• **TASK REQUIREMENTS**:
Reproduce the listing below exactly, except for its pictures.

• **EXTRACTED MATERIAL**:
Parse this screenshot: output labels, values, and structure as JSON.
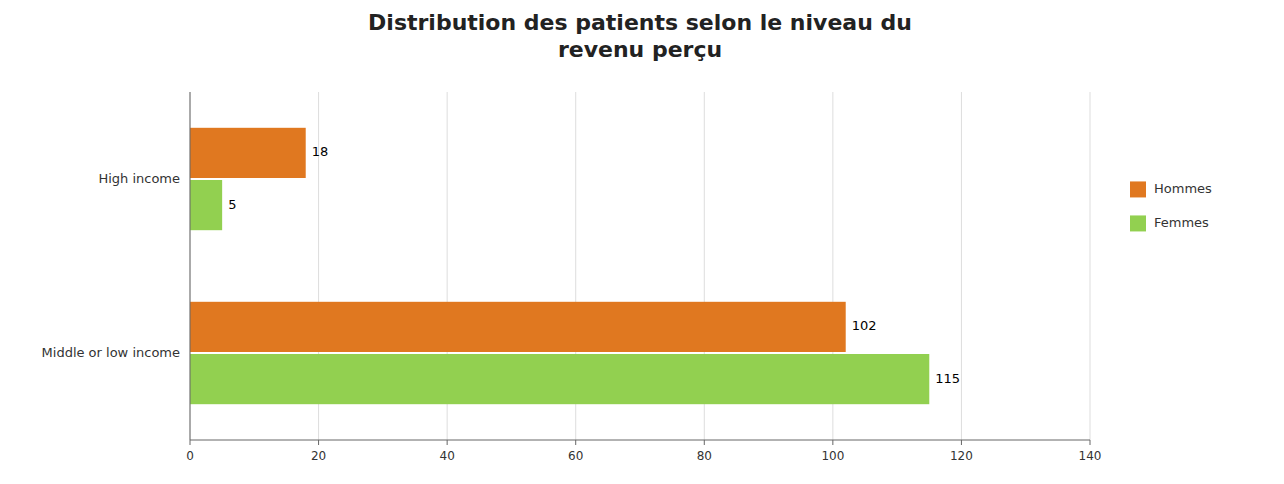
{
  "chart_data": {
    "type": "bar",
    "orientation": "horizontal",
    "title": "Distribution des patients selon le niveau du\nrevenu perçu",
    "categories": [
      "Middle or low income",
      "High income"
    ],
    "series": [
      {
        "name": "Hommes",
        "color": "#E07820",
        "values": [
          102,
          18
        ]
      },
      {
        "name": "Femmes",
        "color": "#92D050",
        "values": [
          115,
          5
        ]
      }
    ],
    "xlim": [
      0,
      140
    ],
    "xticks": [
      0,
      20,
      40,
      60,
      80,
      100,
      120,
      140
    ],
    "grid": true,
    "data_labels": true,
    "legend": "right"
  }
}
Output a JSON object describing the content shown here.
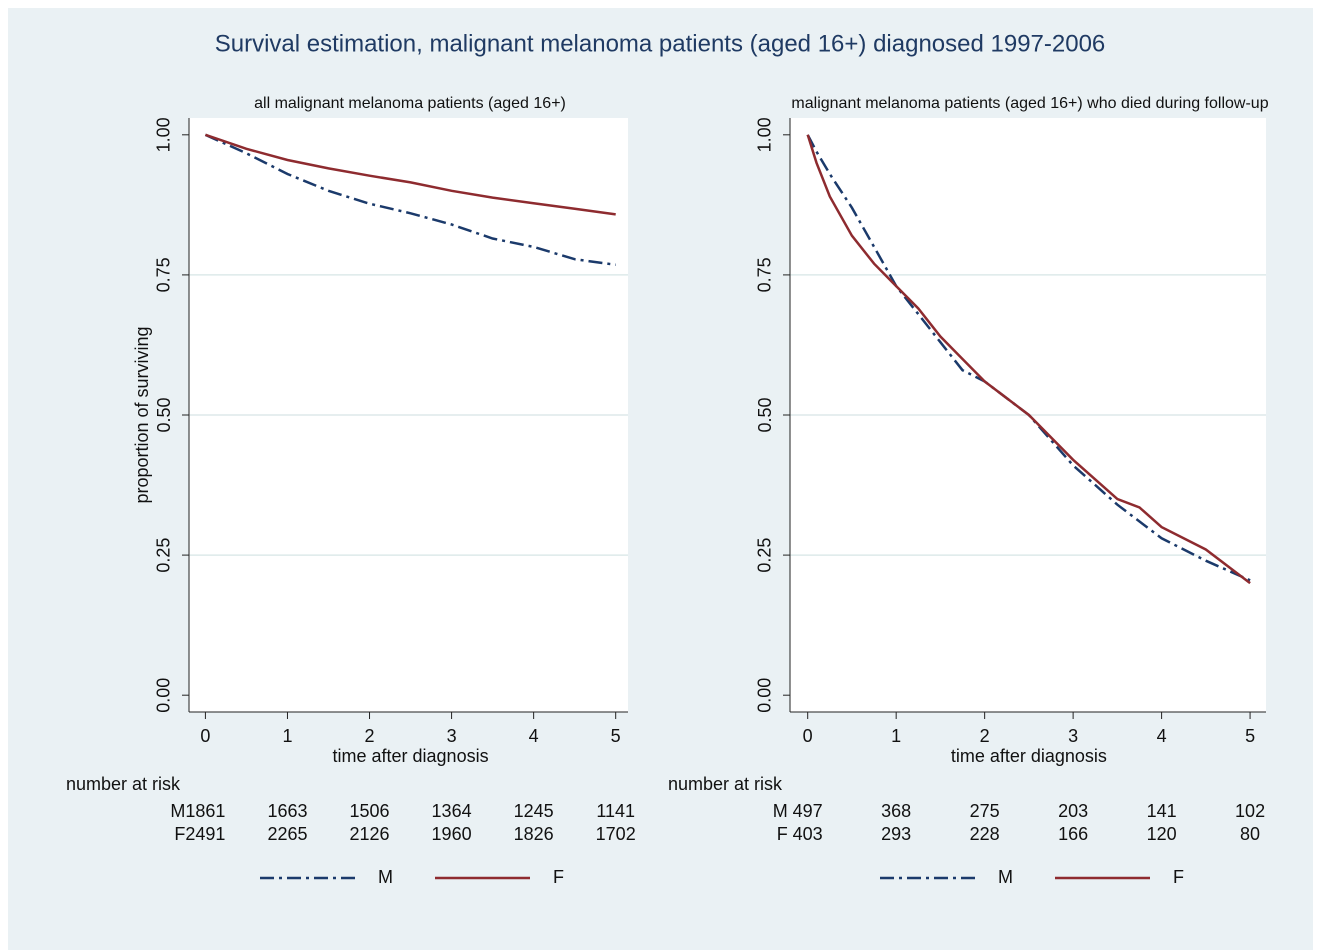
{
  "title": "Survival estimation, malignant melanoma patients (aged 16+) diagnosed 1997-2006",
  "chart_data": [
    {
      "type": "line",
      "title": "all malignant melanoma patients (aged 16+)",
      "xlabel": "time after diagnosis",
      "ylabel": "proportion of surviving",
      "xlim": [
        -0.2,
        5.15
      ],
      "ylim": [
        -0.03,
        1.03
      ],
      "xticks": [
        0,
        1,
        2,
        3,
        4,
        5
      ],
      "yticks": [
        {
          "value": 0,
          "label": "0.00"
        },
        {
          "value": 0.25,
          "label": "0.25"
        },
        {
          "value": 0.5,
          "label": "0.50"
        },
        {
          "value": 0.75,
          "label": "0.75"
        },
        {
          "value": 1,
          "label": "1.00"
        }
      ],
      "grid": true,
      "series": [
        {
          "name": "M",
          "color": "#1b3a6b",
          "dash": "dash-dot",
          "x": [
            0,
            0.5,
            1,
            1.5,
            2,
            2.5,
            3,
            3.5,
            4,
            4.5,
            5
          ],
          "values": [
            1.0,
            0.967,
            0.93,
            0.9,
            0.877,
            0.86,
            0.84,
            0.815,
            0.8,
            0.778,
            0.768
          ]
        },
        {
          "name": "F",
          "color": "#8e2b2f",
          "dash": "solid",
          "x": [
            0,
            0.5,
            1,
            1.5,
            2,
            2.5,
            3,
            3.5,
            4,
            4.5,
            5
          ],
          "values": [
            1.0,
            0.975,
            0.955,
            0.94,
            0.927,
            0.915,
            0.9,
            0.888,
            0.878,
            0.868,
            0.858
          ]
        }
      ],
      "risk_table": {
        "title": "number at risk",
        "rows": [
          {
            "name": "M",
            "values": [
              1861,
              1663,
              1506,
              1364,
              1245,
              1141
            ]
          },
          {
            "name": "F",
            "values": [
              2491,
              2265,
              2126,
              1960,
              1826,
              1702
            ]
          }
        ]
      }
    },
    {
      "type": "line",
      "title": "malignant melanoma patients (aged 16+) who died during follow-up",
      "xlabel": "time after diagnosis",
      "xlim": [
        -0.2,
        5.18
      ],
      "ylim": [
        -0.03,
        1.03
      ],
      "xticks": [
        0,
        1,
        2,
        3,
        4,
        5
      ],
      "yticks": [
        {
          "value": 0,
          "label": "0.00"
        },
        {
          "value": 0.25,
          "label": "0.25"
        },
        {
          "value": 0.5,
          "label": "0.50"
        },
        {
          "value": 0.75,
          "label": "0.75"
        },
        {
          "value": 1,
          "label": "1.00"
        }
      ],
      "grid": true,
      "series": [
        {
          "name": "M",
          "color": "#1b3a6b",
          "dash": "dash-dot",
          "x": [
            0,
            0.1,
            0.25,
            0.5,
            0.75,
            1,
            1.25,
            1.5,
            1.75,
            2,
            2.5,
            3,
            3.5,
            4,
            4.5,
            5
          ],
          "values": [
            1.0,
            0.97,
            0.93,
            0.87,
            0.8,
            0.73,
            0.68,
            0.63,
            0.58,
            0.56,
            0.5,
            0.41,
            0.34,
            0.28,
            0.24,
            0.205
          ]
        },
        {
          "name": "F",
          "color": "#8e2b2f",
          "dash": "solid",
          "x": [
            0,
            0.1,
            0.25,
            0.5,
            0.75,
            1,
            1.25,
            1.5,
            1.75,
            2,
            2.5,
            3,
            3.5,
            3.75,
            4,
            4.5,
            5
          ],
          "values": [
            1.0,
            0.95,
            0.89,
            0.82,
            0.77,
            0.73,
            0.69,
            0.64,
            0.6,
            0.56,
            0.5,
            0.42,
            0.35,
            0.335,
            0.3,
            0.26,
            0.2
          ]
        }
      ],
      "risk_table": {
        "title": "number at risk",
        "rows": [
          {
            "name": "M",
            "values": [
              497,
              368,
              275,
              203,
              141,
              102
            ]
          },
          {
            "name": "F",
            "values": [
              403,
              293,
              228,
              166,
              120,
              80
            ]
          }
        ]
      }
    }
  ]
}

• **WRITTEN REPLY**:
Parse this screenshot: output labels, values, and structure as JSON.
{
  "chart_data": {
    "type": "bar",
    "orientation": "horizontal",
    "title": "Distribution des patients selon le niveau du\nrevenu perçu",
    "categories": [
      "Middle or low income",
      "High income"
    ],
    "series": [
      {
        "name": "Hommes",
        "color": "#E07820",
        "values": [
          102,
          18
        ]
      },
      {
        "name": "Femmes",
        "color": "#92D050",
        "values": [
          115,
          5
        ]
      }
    ],
    "xlim": [
      0,
      140
    ],
    "xticks": [
      0,
      20,
      40,
      60,
      80,
      100,
      120,
      140
    ],
    "grid": true,
    "data_labels": true,
    "legend": "right"
  }
}
Output a JSON object describing the content shown here.
{
  "title": "Survival estimation, malignant melanoma patients (aged 16+) diagnosed 1997-2006",
  "chart_data": [
    {
      "type": "line",
      "title": "all malignant melanoma patients (aged 16+)",
      "xlabel": "time after diagnosis",
      "ylabel": "proportion of surviving",
      "xlim": [
        -0.2,
        5.15
      ],
      "ylim": [
        -0.03,
        1.03
      ],
      "xticks": [
        0,
        1,
        2,
        3,
        4,
        5
      ],
      "yticks": [
        {
          "value": 0,
          "label": "0.00"
        },
        {
          "value": 0.25,
          "label": "0.25"
        },
        {
          "value": 0.5,
          "label": "0.50"
        },
        {
          "value": 0.75,
          "label": "0.75"
        },
        {
          "value": 1,
          "label": "1.00"
        }
      ],
      "grid": true,
      "series": [
        {
          "name": "M",
          "color": "#1b3a6b",
          "dash": "dash-dot",
          "x": [
            0,
            0.5,
            1,
            1.5,
            2,
            2.5,
            3,
            3.5,
            4,
            4.5,
            5
          ],
          "values": [
            1.0,
            0.967,
            0.93,
            0.9,
            0.877,
            0.86,
            0.84,
            0.815,
            0.8,
            0.778,
            0.768
          ]
        },
        {
          "name": "F",
          "color": "#8e2b2f",
          "dash": "solid",
          "x": [
            0,
            0.5,
            1,
            1.5,
            2,
            2.5,
            3,
            3.5,
            4,
            4.5,
            5
          ],
          "values": [
            1.0,
            0.975,
            0.955,
            0.94,
            0.927,
            0.915,
            0.9,
            0.888,
            0.878,
            0.868,
            0.858
          ]
        }
      ],
      "risk_table": {
        "title": "number at risk",
        "rows": [
          {
            "name": "M",
            "values": [
              1861,
              1663,
              1506,
              1364,
              1245,
              1141
            ]
          },
          {
            "name": "F",
            "values": [
              2491,
              2265,
              2126,
              1960,
              1826,
              1702
            ]
          }
        ]
      }
    },
    {
      "type": "line",
      "title": "malignant melanoma patients (aged 16+) who died during follow-up",
      "xlabel": "time after diagnosis",
      "xlim": [
        -0.2,
        5.18
      ],
      "ylim": [
        -0.03,
        1.03
      ],
      "xticks": [
        0,
        1,
        2,
        3,
        4,
        5
      ],
      "yticks": [
        {
          "value": 0,
          "label": "0.00"
        },
        {
          "value": 0.25,
          "label": "0.25"
        },
        {
          "value": 0.5,
          "label": "0.50"
        },
        {
          "value": 0.75,
          "label": "0.75"
        },
        {
          "value": 1,
          "label": "1.00"
        }
      ],
      "grid": true,
      "series": [
        {
          "name": "M",
          "color": "#1b3a6b",
          "dash": "dash-dot",
          "x": [
            0,
            0.1,
            0.25,
            0.5,
            0.75,
            1,
            1.25,
            1.5,
            1.75,
            2,
            2.5,
            3,
            3.5,
            4,
            4.5,
            5
          ],
          "values": [
            1.0,
            0.97,
            0.93,
            0.87,
            0.8,
            0.73,
            0.68,
            0.63,
            0.58,
            0.56,
            0.5,
            0.41,
            0.34,
            0.28,
            0.24,
            0.205
          ]
        },
        {
          "name": "F",
          "color": "#8e2b2f",
          "dash": "solid",
          "x": [
            0,
            0.1,
            0.25,
            0.5,
            0.75,
            1,
            1.25,
            1.5,
            1.75,
            2,
            2.5,
            3,
            3.5,
            3.75,
            4,
            4.5,
            5
          ],
          "values": [
            1.0,
            0.95,
            0.89,
            0.82,
            0.77,
            0.73,
            0.69,
            0.64,
            0.6,
            0.56,
            0.5,
            0.42,
            0.35,
            0.335,
            0.3,
            0.26,
            0.2
          ]
        }
      ],
      "risk_table": {
        "title": "number at risk",
        "rows": [
          {
            "name": "M",
            "values": [
              497,
              368,
              275,
              203,
              141,
              102
            ]
          },
          {
            "name": "F",
            "values": [
              403,
              293,
              228,
              166,
              120,
              80
            ]
          }
        ]
      }
    }
  ]
}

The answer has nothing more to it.